* **Aim**
Retype each line of the material exactly, please, skipping any picture in it.

* **Records to use**
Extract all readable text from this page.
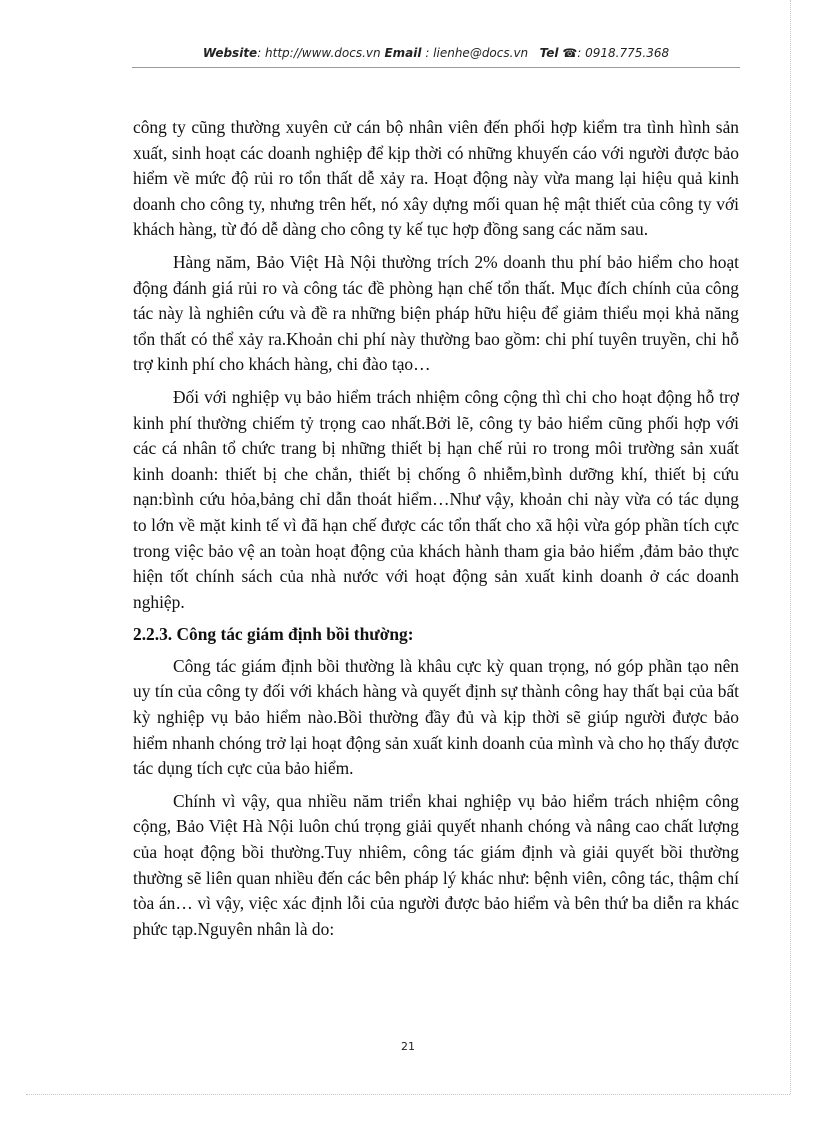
Website: http://www.docs.vn Email : lienhe@docs.vn Tel ☎: 0918.775.368

công ty cũng thường xuyên cử cán bộ nhân viên đến phối hợp kiểm tra tình hình sản xuất, sinh hoạt các doanh nghiệp để kịp thời có những khuyến cáo với người được bảo hiểm về mức độ rủi ro tổn thất dễ xảy ra. Hoạt động này vừa mang lại hiệu quả kinh doanh cho công ty, nhưng trên hết, nó xây dựng mối quan hệ mật thiết của công ty với khách hàng, từ đó dễ dàng cho công ty kế tục hợp đồng sang các năm sau.

Hàng năm, Bảo Việt Hà Nội thường trích 2% doanh thu phí bảo hiểm cho hoạt động đánh giá rủi ro và công tác đề phòng hạn chế tổn thất. Mục đích chính của công tác này là nghiên cứu và đề ra những biện pháp hữu hiệu để giảm thiểu mọi khả năng tổn thất có thể xảy ra.Khoản chi phí này thường bao gồm: chi phí tuyên truyền, chi hỗ trợ kinh phí cho khách hàng, chi đào tạo…

Đối với nghiệp vụ bảo hiểm trách nhiệm công cộng thì chi cho hoạt động hỗ trợ kinh phí thường chiếm tỷ trọng cao nhất.Bởi lẽ, công ty bảo hiểm cũng phối hợp với các cá nhân tổ chức trang bị những thiết bị hạn chế rủi ro trong môi trường sản xuất kinh doanh: thiết bị che chắn, thiết bị chống ô nhiễm,bình dưỡng khí, thiết bị cứu nạn:bình cứu hỏa,bảng chỉ dẫn thoát hiểm…Như vậy, khoản chi này vừa có tác dụng to lớn về mặt kinh tế vì đã hạn chế được các tổn thất cho xã hội vừa góp phần tích cực trong việc bảo vệ an toàn hoạt động của khách hành tham gia bảo hiểm ,đảm bảo thực hiện tốt chính sách của nhà nước với hoạt động sản xuất kinh doanh ở các doanh nghiệp.

2.2.3. Công tác giám định bồi thường:

Công tác giám định bồi thường là khâu cực kỳ quan trọng, nó góp phần tạo nên uy tín của công ty đối với khách hàng và quyết định sự thành công hay thất bại của bất kỳ nghiệp vụ bảo hiểm nào.Bồi thường đầy đủ và kịp thời sẽ giúp người được bảo hiểm nhanh chóng trở lại hoạt động sản xuất kinh doanh của mình và cho họ thấy được tác dụng tích cực của bảo hiểm.

Chính vì vậy, qua nhiều năm triển khai nghiệp vụ bảo hiểm trách nhiệm công cộng, Bảo Việt Hà Nội luôn chú trọng giải quyết nhanh chóng và nâng cao chất lượng của hoạt động bồi thường.Tuy nhiêm, công tác giám định và giải quyết bồi thường thường sẽ liên quan nhiều đến các bên pháp lý khác như: bệnh viên, công tác, thậm chí tòa án… vì vậy, việc xác định lỗi của người được bảo hiểm và bên thứ ba diễn ra khác phức tạp.Nguyên nhân là do:

21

* **Expected answer**
Extract all readable text from this page.
Website: http://www.docs.vn Email : lienhe@docs.vn Tel ☎: 0918.775.368

công ty cũng thường xuyên cử cán bộ nhân viên đến phối hợp kiểm tra tình hình sản xuất, sinh hoạt các doanh nghiệp để kịp thời có những khuyến cáo với người được bảo hiểm về mức độ rủi ro tổn thất dễ xảy ra. Hoạt động này vừa mang lại hiệu quả kinh doanh cho công ty, nhưng trên hết, nó xây dựng mối quan hệ mật thiết của công ty với khách hàng, từ đó dễ dàng cho công ty kế tục hợp đồng sang các năm sau.

Hàng năm, Bảo Việt Hà Nội thường trích 2% doanh thu phí bảo hiểm cho hoạt động đánh giá rủi ro và công tác đề phòng hạn chế tổn thất. Mục đích chính của công tác này là nghiên cứu và đề ra những biện pháp hữu hiệu để giảm thiểu mọi khả năng tổn thất có thể xảy ra.Khoản chi phí này thường bao gồm: chi phí tuyên truyền, chi hỗ trợ kinh phí cho khách hàng, chi đào tạo…

Đối với nghiệp vụ bảo hiểm trách nhiệm công cộng thì chi cho hoạt động hỗ trợ kinh phí thường chiếm tỷ trọng cao nhất.Bởi lẽ, công ty bảo hiểm cũng phối hợp với các cá nhân tổ chức trang bị những thiết bị hạn chế rủi ro trong môi trường sản xuất kinh doanh: thiết bị che chắn, thiết bị chống ô nhiễm,bình dưỡng khí, thiết bị cứu nạn:bình cứu hỏa,bảng chỉ dẫn thoát hiểm…Như vậy, khoản chi này vừa có tác dụng to lớn về mặt kinh tế vì đã hạn chế được các tổn thất cho xã hội vừa góp phần tích cực trong việc bảo vệ an toàn hoạt động của khách hành tham gia bảo hiểm ,đảm bảo thực hiện tốt chính sách của nhà nước với hoạt động sản xuất kinh doanh ở các doanh nghiệp.

2.2.3. Công tác giám định bồi thường:

Công tác giám định bồi thường là khâu cực kỳ quan trọng, nó góp phần tạo nên uy tín của công ty đối với khách hàng và quyết định sự thành công hay thất bại của bất kỳ nghiệp vụ bảo hiểm nào.Bồi thường đầy đủ và kịp thời sẽ giúp người được bảo hiểm nhanh chóng trở lại hoạt động sản xuất kinh doanh của mình và cho họ thấy được tác dụng tích cực của bảo hiểm.

Chính vì vậy, qua nhiều năm triển khai nghiệp vụ bảo hiểm trách nhiệm công cộng, Bảo Việt Hà Nội luôn chú trọng giải quyết nhanh chóng và nâng cao chất lượng của hoạt động bồi thường.Tuy nhiêm, công tác giám định và giải quyết bồi thường thường sẽ liên quan nhiều đến các bên pháp lý khác như: bệnh viên, công tác, thậm chí tòa án… vì vậy, việc xác định lỗi của người được bảo hiểm và bên thứ ba diễn ra khác phức tạp.Nguyên nhân là do:

21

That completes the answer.